[Stored data]
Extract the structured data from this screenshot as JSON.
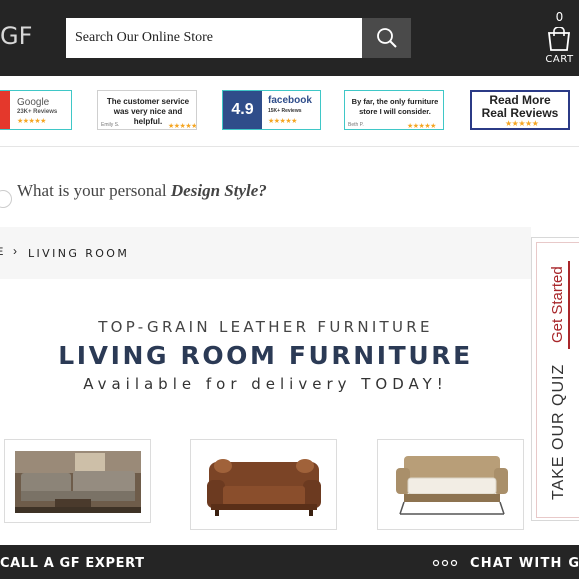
{
  "header": {
    "logo_text": "GF",
    "search": {
      "placeholder": "Search Our Online Store",
      "value": ""
    },
    "cart": {
      "count": "0",
      "label": "CART"
    }
  },
  "reviews": {
    "google": {
      "name": "Google",
      "count": "23K+ Reviews"
    },
    "quote1": {
      "text": "The customer service was very nice and helpful.",
      "author": "Emily S."
    },
    "facebook": {
      "rating": "4.9",
      "name": "facebook",
      "count": "15K+ Reviews"
    },
    "quote2": {
      "text": "By far, the only furniture store I will consider.",
      "author": "Beth P."
    },
    "more": {
      "line1": "Read More",
      "line2": "Real Reviews"
    }
  },
  "design_style": {
    "prefix": "What is your personal ",
    "emphasis": "Design Style?"
  },
  "breadcrumb": {
    "previous": "E",
    "separator": "›",
    "current": "LIVING ROOM"
  },
  "quiz_tab": {
    "get_started": "Get Started",
    "title": "TAKE OUR QUIZ"
  },
  "headline": {
    "subtitle": "TOP-GRAIN LEATHER FURNITURE",
    "title": "LIVING ROOM FURNITURE",
    "availability": "Available for delivery TODAY!"
  },
  "products": [
    {
      "name": "Leather sectional set"
    },
    {
      "name": "Brown leather sofa with pillows"
    },
    {
      "name": "Sleeper sofa bed"
    }
  ],
  "footer": {
    "call": "CALL A GF EXPERT",
    "chat": "CHAT WITH GF"
  },
  "colors": {
    "header_bg": "#252525",
    "accent_red": "#a8262a",
    "navy": "#2b3a55",
    "star": "#f5a623"
  }
}
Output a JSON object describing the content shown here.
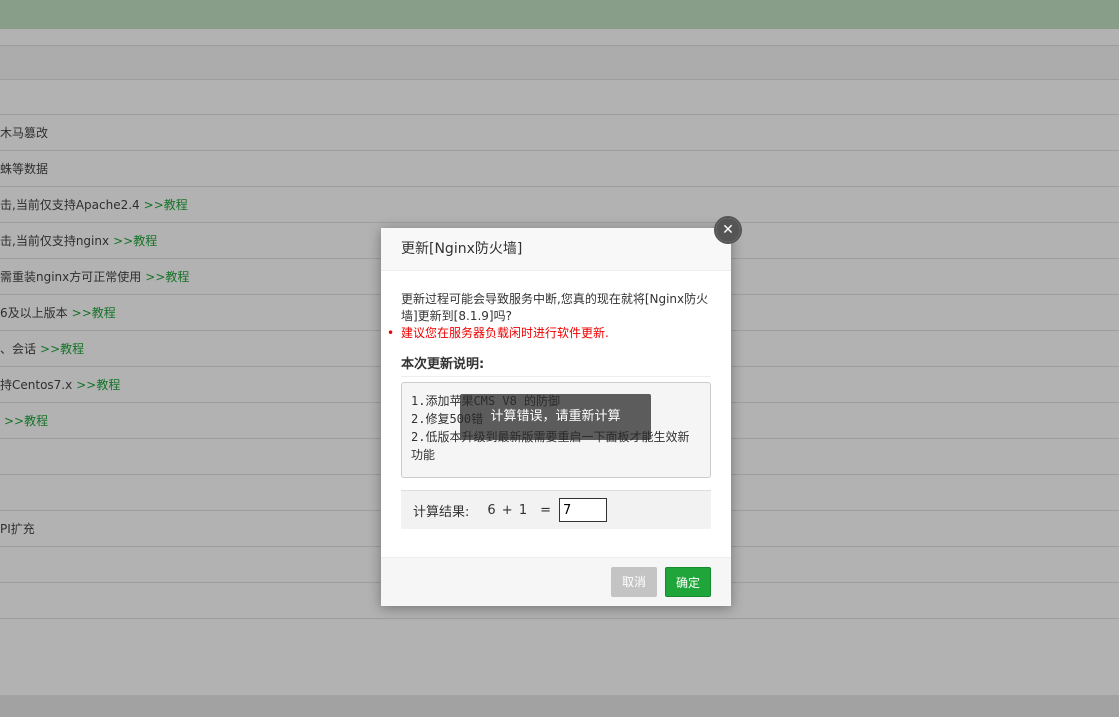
{
  "background": {
    "rows": [
      {
        "text": "",
        "link": ""
      },
      {
        "text": "木马篡改",
        "link": ""
      },
      {
        "text": "蛛等数据",
        "link": ""
      },
      {
        "text": "击,当前仅支持Apache2.4",
        "link": ">>教程"
      },
      {
        "text": "击,当前仅支持nginx",
        "link": ">>教程"
      },
      {
        "text": "需重装nginx方可正常使用",
        "link": ">>教程"
      },
      {
        "text": "6及以上版本",
        "link": ">>教程"
      },
      {
        "text": "、会话",
        "link": ">>教程"
      },
      {
        "text": "持Centos7.x",
        "link": ">>教程"
      },
      {
        "text": "",
        "link": ">>教程"
      },
      {
        "text": "",
        "link": ""
      },
      {
        "text": "",
        "link": ""
      },
      {
        "text": "PI扩充",
        "link": ""
      },
      {
        "text": "",
        "link": ""
      },
      {
        "text": "",
        "link": ""
      }
    ]
  },
  "dialog": {
    "title": "更新[Nginx防火墙]",
    "message": "更新过程可能会导致服务中断,您真的现在就将[Nginx防火墙]更新到[8.1.9]吗?",
    "warning": "建议您在服务器负载闲时进行软件更新.",
    "notes_title": "本次更新说明:",
    "notes": [
      "1.添加苹果CMS V8 的防御",
      "2.修复500错",
      "2.低版本升级到最新版需要重启一下面板才能生效新功能"
    ],
    "calc_label": "计算结果:",
    "calc_expr": "6 + 1",
    "calc_eq": "=",
    "calc_value": "7",
    "cancel_label": "取消",
    "ok_label": "确定"
  },
  "toast": "计算错误，请重新计算",
  "colors": {
    "accent_green": "#20a53a",
    "warning_red": "#ee0000"
  }
}
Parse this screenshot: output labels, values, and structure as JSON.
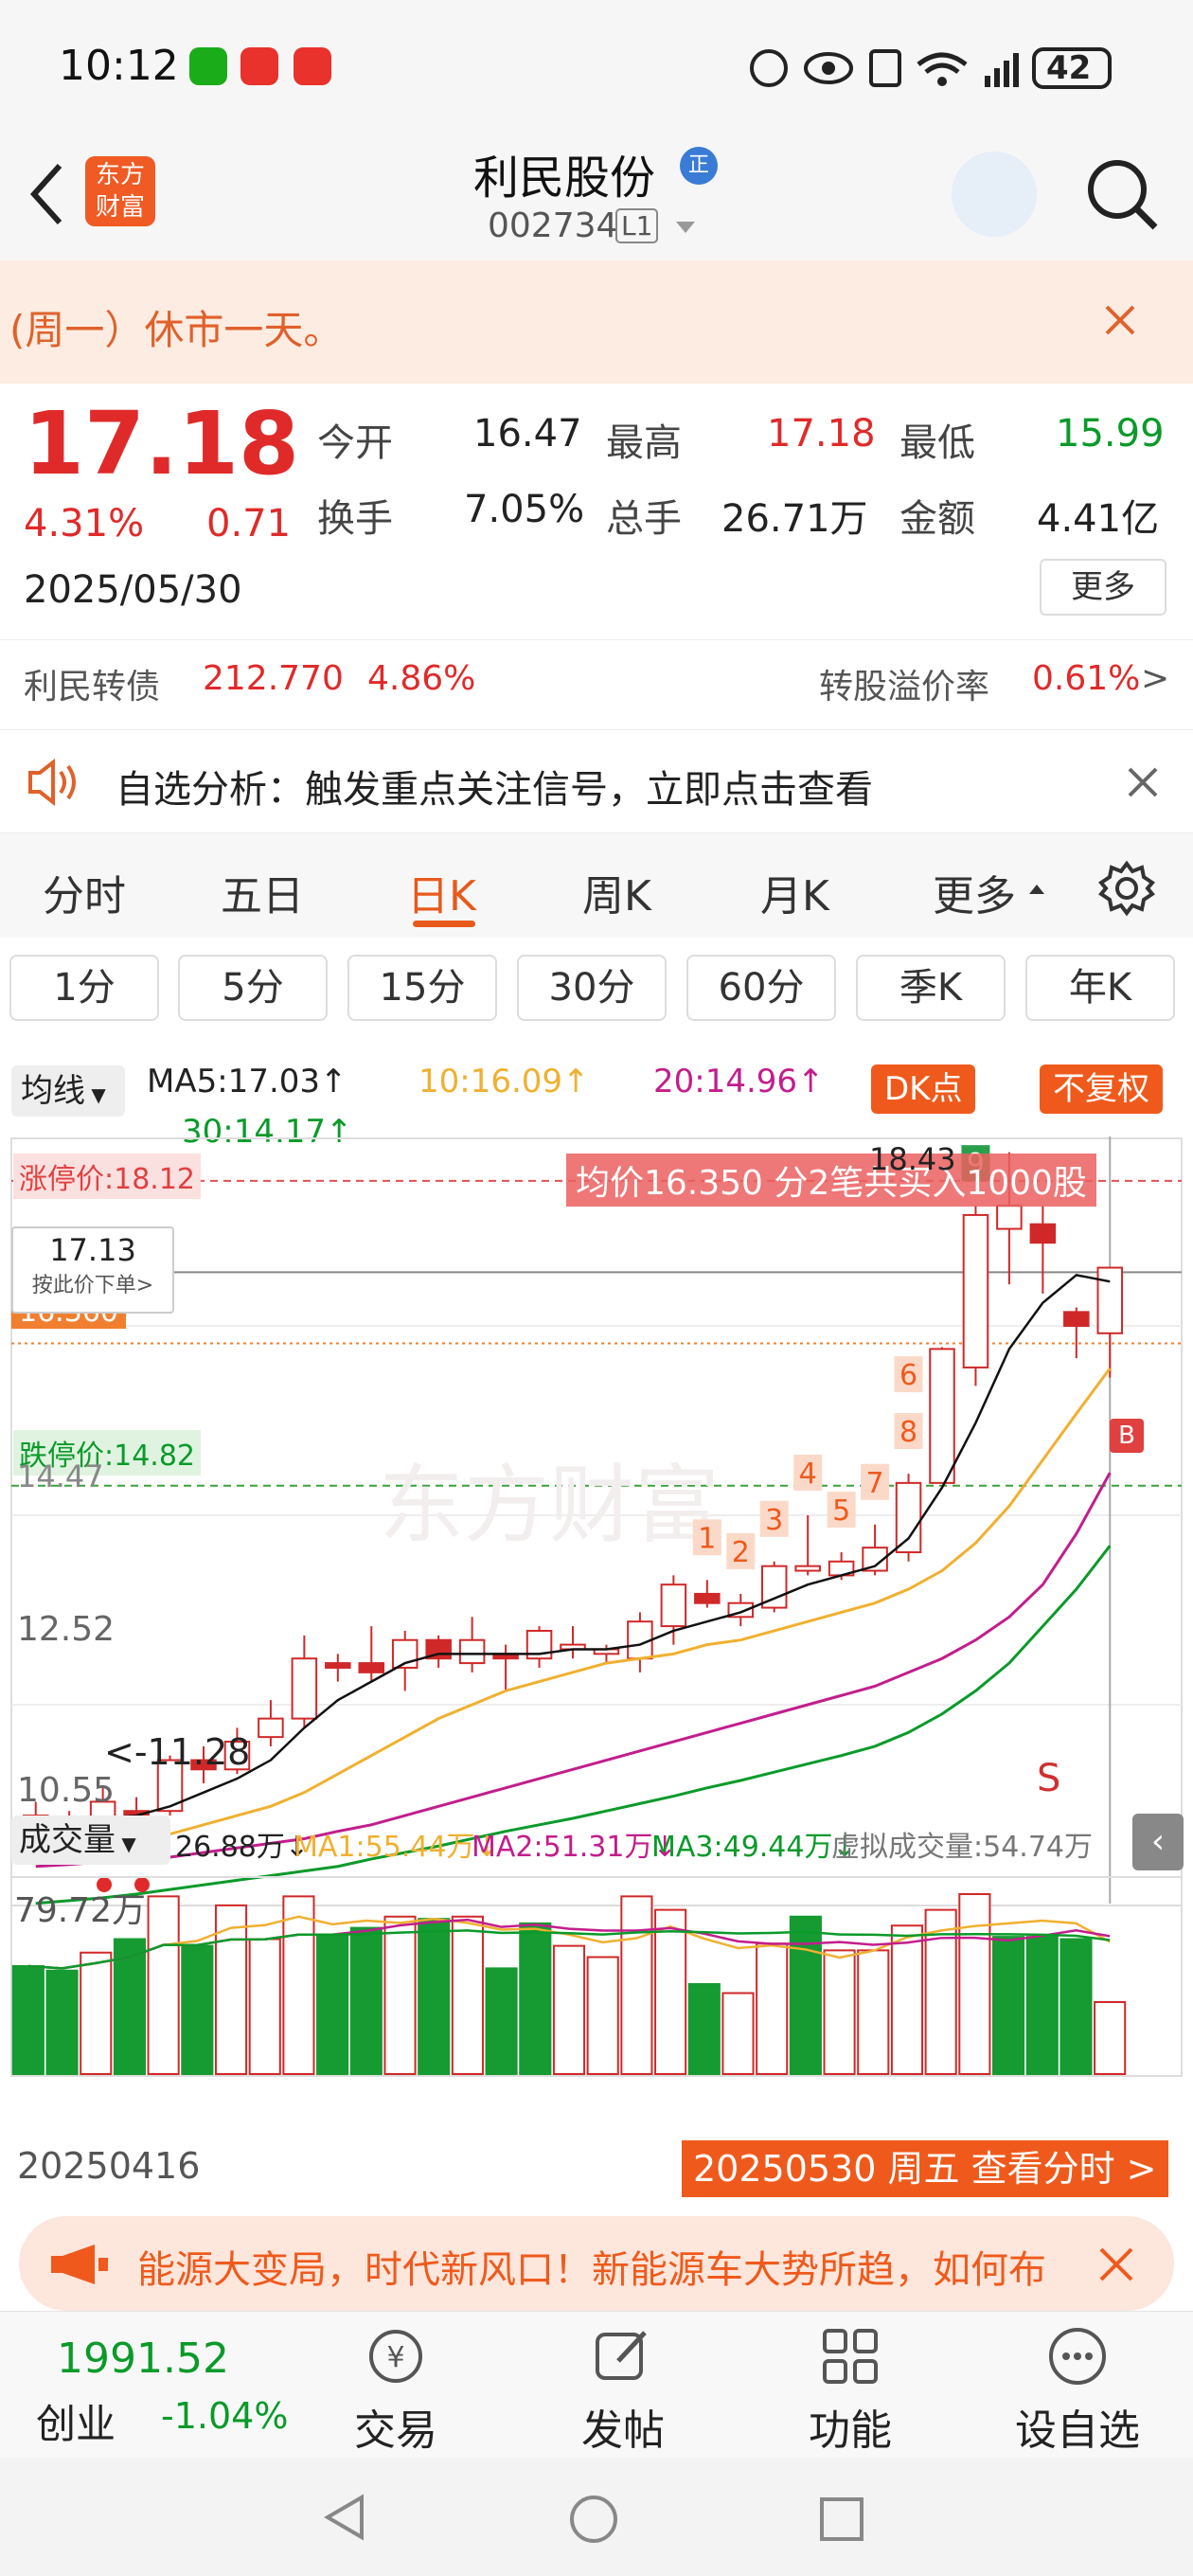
{
  "status_bar": {
    "time": "10:12",
    "battery": "42"
  },
  "header": {
    "title": "利民股份",
    "title_badge": "正",
    "code": "002734",
    "level": "L1",
    "logo_line1": "东方",
    "logo_line2": "财富"
  },
  "notice": {
    "text": "(周一）休市一天。"
  },
  "quote": {
    "price": "17.18",
    "change_pct": "4.31%",
    "change": "0.71",
    "date": "2025/05/30",
    "fields": [
      {
        "label": "今开",
        "value": "16.47"
      },
      {
        "label": "最高",
        "value": "17.18"
      },
      {
        "label": "最低",
        "value": "15.99"
      },
      {
        "label": "换手",
        "value": "7.05%"
      },
      {
        "label": "总手",
        "value": "26.71万"
      },
      {
        "label": "金额",
        "value": "4.41亿"
      }
    ],
    "more_label": "更多"
  },
  "convertible": {
    "name": "利民转债",
    "price": "212.770",
    "pct": "4.86%",
    "premium_label": "转股溢价率",
    "premium_value": "0.61%",
    "arrow": ">"
  },
  "signal": {
    "text": "自选分析：触发重点关注信号，立即点击查看"
  },
  "tabs": [
    "分时",
    "五日",
    "日K",
    "周K",
    "月K",
    "更多"
  ],
  "active_tab": "日K",
  "periods": [
    "1分",
    "5分",
    "15分",
    "30分",
    "60分",
    "季K",
    "年K"
  ],
  "ma_bar": {
    "selector": "均线",
    "ma5": "MA5:17.03↑",
    "ma10": "10:16.09↑",
    "ma20": "20:14.96↑",
    "ma30": "30:14.17↑",
    "dk_label": "DK点",
    "fq_label": "不复权"
  },
  "price_chart": {
    "limit_up_label": "涨停价:18.12",
    "limit_down_label": "跌停价:14.82",
    "high_label": "18.43",
    "low_label": "<-11.28",
    "avg_text": "均价16.350  分2笔共买入1000股",
    "cursor_price": "17.13",
    "cursor_hint": "按此价下单>",
    "left_tag": "16.360",
    "y_mid1": "14.47",
    "y_mid2": "12.52",
    "y_low": "10.55",
    "nums": [
      "1",
      "2",
      "3",
      "4",
      "5",
      "6",
      "7",
      "8",
      "9"
    ],
    "sell_marker": "S",
    "buy_marker": "B",
    "watermark": "东方财富"
  },
  "volume": {
    "selector": "成交量",
    "vol": "26.88万↓",
    "ma1": "MA1:55.44万↓",
    "ma2": "MA2:51.31万↓",
    "ma3": "MA3:49.44万↓",
    "virtual": "虚拟成交量:54.74万",
    "ymax": "79.72万"
  },
  "date_start": "20250416",
  "date_end": "20250530 周五 查看分时 >",
  "ad": {
    "text": "能源大变局，时代新风口！新能源车大势所趋，如何布"
  },
  "bottom_nav": {
    "index_value": "1991.52",
    "index_name": "创业",
    "index_pct": "-1.04%",
    "items": [
      "交易",
      "发帖",
      "功能",
      "设自选"
    ]
  },
  "chart_data": {
    "type": "candlestick",
    "candles": [
      {
        "o": 11.25,
        "c": 11.15,
        "h": 11.4,
        "l": 11.0
      },
      {
        "o": 11.1,
        "c": 11.2,
        "h": 11.3,
        "l": 10.95
      },
      {
        "o": 11.2,
        "c": 11.4,
        "h": 11.55,
        "l": 11.1
      },
      {
        "o": 11.3,
        "c": 11.2,
        "h": 11.45,
        "l": 11.05
      },
      {
        "o": 11.3,
        "c": 11.85,
        "h": 11.9,
        "l": 11.25
      },
      {
        "o": 11.85,
        "c": 11.75,
        "h": 12.0,
        "l": 11.6
      },
      {
        "o": 11.75,
        "c": 12.05,
        "h": 12.2,
        "l": 11.7
      },
      {
        "o": 12.1,
        "c": 12.3,
        "h": 12.5,
        "l": 12.0
      },
      {
        "o": 12.3,
        "c": 12.95,
        "h": 13.2,
        "l": 12.2
      },
      {
        "o": 12.9,
        "c": 12.85,
        "h": 13.0,
        "l": 12.7
      },
      {
        "o": 12.9,
        "c": 12.8,
        "h": 13.3,
        "l": 12.7
      },
      {
        "o": 12.85,
        "c": 13.15,
        "h": 13.25,
        "l": 12.6
      },
      {
        "o": 13.15,
        "c": 12.95,
        "h": 13.2,
        "l": 12.85
      },
      {
        "o": 12.9,
        "c": 13.15,
        "h": 13.4,
        "l": 12.8
      },
      {
        "o": 13.0,
        "c": 12.95,
        "h": 13.1,
        "l": 12.6
      },
      {
        "o": 12.95,
        "c": 13.25,
        "h": 13.3,
        "l": 12.85
      },
      {
        "o": 13.05,
        "c": 13.1,
        "h": 13.3,
        "l": 12.95
      },
      {
        "o": 13.0,
        "c": 13.05,
        "h": 13.1,
        "l": 12.9
      },
      {
        "o": 12.95,
        "c": 13.35,
        "h": 13.45,
        "l": 12.8
      },
      {
        "o": 13.3,
        "c": 13.75,
        "h": 13.85,
        "l": 13.1
      },
      {
        "o": 13.65,
        "c": 13.55,
        "h": 13.8,
        "l": 13.5
      },
      {
        "o": 13.4,
        "c": 13.55,
        "h": 13.65,
        "l": 13.3
      },
      {
        "o": 13.5,
        "c": 13.95,
        "h": 14.0,
        "l": 13.45
      },
      {
        "o": 13.9,
        "c": 13.95,
        "h": 14.5,
        "l": 13.85
      },
      {
        "o": 13.85,
        "c": 14.0,
        "h": 14.1,
        "l": 13.8
      },
      {
        "o": 13.9,
        "c": 14.15,
        "h": 14.4,
        "l": 13.85
      },
      {
        "o": 14.1,
        "c": 14.85,
        "h": 14.95,
        "l": 14.0
      },
      {
        "o": 14.85,
        "c": 16.3,
        "h": 16.32,
        "l": 14.9
      },
      {
        "o": 16.1,
        "c": 17.75,
        "h": 17.85,
        "l": 15.9
      },
      {
        "o": 17.6,
        "c": 17.85,
        "h": 18.43,
        "l": 17.0
      },
      {
        "o": 17.65,
        "c": 17.45,
        "h": 17.85,
        "l": 16.9
      },
      {
        "o": 16.7,
        "c": 16.55,
        "h": 16.75,
        "l": 16.2
      },
      {
        "o": 16.47,
        "c": 17.18,
        "h": 17.18,
        "l": 15.99
      }
    ],
    "ma5": [
      11.2,
      11.2,
      11.22,
      11.25,
      11.35,
      11.5,
      11.65,
      11.85,
      12.2,
      12.5,
      12.7,
      12.9,
      13.0,
      13.0,
      13.0,
      13.0,
      13.05,
      13.05,
      13.1,
      13.25,
      13.35,
      13.45,
      13.6,
      13.75,
      13.85,
      13.95,
      14.25,
      14.8,
      15.5,
      16.3,
      16.8,
      17.1,
      17.03
    ],
    "ma10": [
      10.85,
      10.9,
      10.95,
      11.0,
      11.05,
      11.15,
      11.25,
      11.35,
      11.5,
      11.7,
      11.9,
      12.1,
      12.3,
      12.45,
      12.6,
      12.7,
      12.8,
      12.9,
      12.95,
      13.0,
      13.1,
      13.15,
      13.25,
      13.35,
      13.45,
      13.55,
      13.7,
      13.9,
      14.2,
      14.6,
      15.1,
      15.6,
      16.09
    ],
    "ma20": [
      10.7,
      10.72,
      10.75,
      10.78,
      10.8,
      10.85,
      10.9,
      10.95,
      11.0,
      11.08,
      11.15,
      11.25,
      11.35,
      11.45,
      11.55,
      11.65,
      11.75,
      11.85,
      11.95,
      12.05,
      12.15,
      12.25,
      12.35,
      12.45,
      12.55,
      12.65,
      12.8,
      12.95,
      13.15,
      13.4,
      13.75,
      14.3,
      14.96
    ],
    "ma30": [
      10.3,
      10.33,
      10.36,
      10.4,
      10.45,
      10.5,
      10.55,
      10.6,
      10.65,
      10.7,
      10.78,
      10.85,
      10.92,
      11.0,
      11.08,
      11.15,
      11.22,
      11.3,
      11.38,
      11.46,
      11.55,
      11.63,
      11.72,
      11.81,
      11.9,
      12.0,
      12.15,
      12.35,
      12.6,
      12.9,
      13.3,
      13.7,
      14.17
    ],
    "volumes": [
      48,
      46,
      54,
      60,
      79,
      57,
      75,
      60,
      79,
      62,
      65,
      70,
      69,
      70,
      47,
      67,
      57,
      52,
      79,
      73,
      40,
      36,
      58,
      70,
      55,
      55,
      66,
      73,
      80,
      61,
      61,
      60,
      32
    ],
    "vol_up": [
      false,
      false,
      true,
      false,
      true,
      false,
      true,
      true,
      true,
      false,
      false,
      true,
      false,
      true,
      false,
      false,
      true,
      true,
      true,
      true,
      false,
      true,
      true,
      false,
      true,
      true,
      true,
      true,
      true,
      false,
      false,
      false,
      true
    ],
    "y_range": [
      10.4,
      18.6
    ]
  }
}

▶ _WORK TO COMPLETE_
Go through the entries and return each line where the word "ROOM" appears.

▶ _TASK RESPONSE_
    "current": "LIVING ROOM"
    "title": "LIVING ROOM FURNITURE",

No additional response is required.